> Article:
● ● ● ●

La Carmen féministe d’Abou Lagraa
Rendez-vous au Grand Théâtre pour une version dansée flamboyante de Carmen, symbole d’insolence et de sensualité, et par-dessus tout, ode à la liberté. Le chorégraphe Abou Lagraa s’est emparé de l’histoire qu’il retranscrit aux confluences de l’Orient et de l’Occident, son positionnement artistique de prédilection.
ToutMa : Une Carmen née en Tunisie… Racontez-nous !
Abou Lagraa : C’est d’abord le Ballet de l’Opéra de Tunis, donc dans un pays musulman avec des danseurs, hommes et femmes, qui se touchent de manière très sensuelle. Ici, cela nous paraît complètement évident, mais c’est une vraie révolution dans un pays musulman.
La première a eu lieu là-bas et je craignais un peu la réaction du public, mais c’était formidable de voir à quel point les gens étaient fiers, ils ont adhéré, c’était magnifique, car le message est multiple : on parle de féminisme, de tolérance et d’ouverture d’esprit.

● ● ● ●

> Travail à faire:
**a.** D'après l'article sur la Carmen d'Abou Lagraa, de quoi le message du spectacle parle-t-il ? Citez chacun des thèmes énumérés.
**b.** Selon l'article, où le public est-il invité à se rendre pour voir cette version dansée de Carmen ?
**c.** Réécrivez le passage de l'article allant de "La Carmen féministe" jusqu'à "Tunisie… Racontez-nous !", en remplaçant "chorégraphe" par "metteur en scène".
Appuyez-vous uniquement sur l'article pour répondre.

> Matériel fourni:

● ● ● ●

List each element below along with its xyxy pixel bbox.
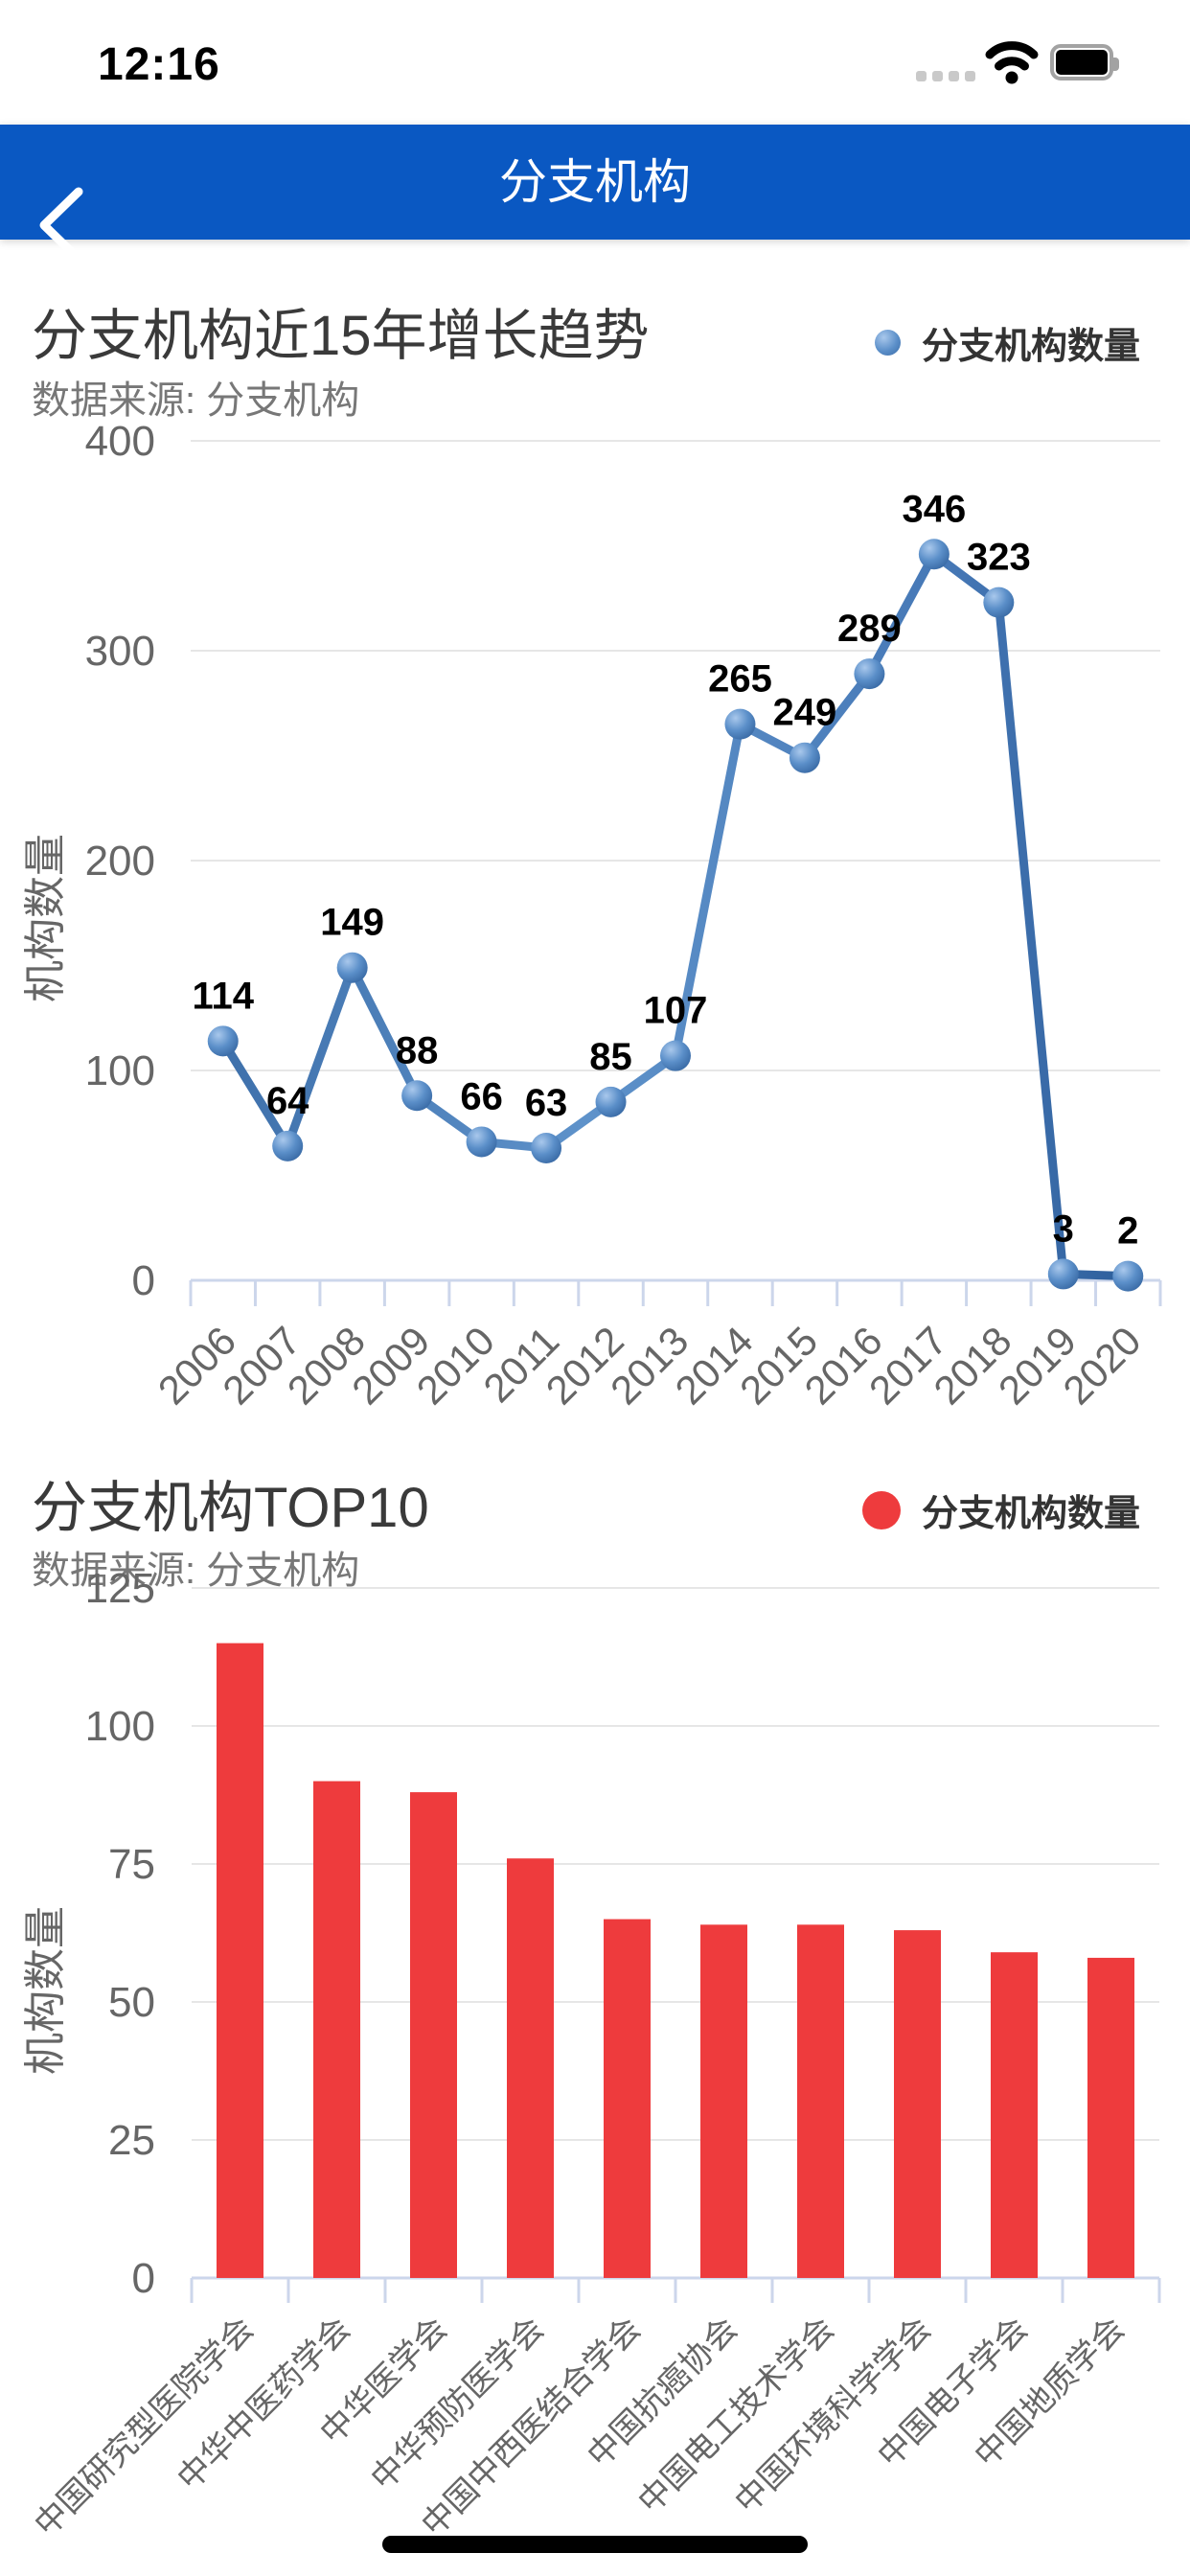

● ● ● ●

> Corrigé des exercices:
**a.** Le féminisme, la tolérance et l'ouverture d'esprit.

**b.** Au Grand Théâtre.

**c.**
La Carmen féministe d’Abou Lagraa
Rendez-vous au Grand Théâtre pour une version dansée flamboyante de Carmen, symbole d’insolence et de sensualité, et par-dessus tout, ode à la liberté. Le metteur en scène Abou Lagraa s’est emparé de l’histoire qu’il retranscrit aux confluences de l’Orient et de l’Occident, son positionnement artistique de prédilection.
ToutMa : Une Carmen née en Tunisie… Racontez-nous !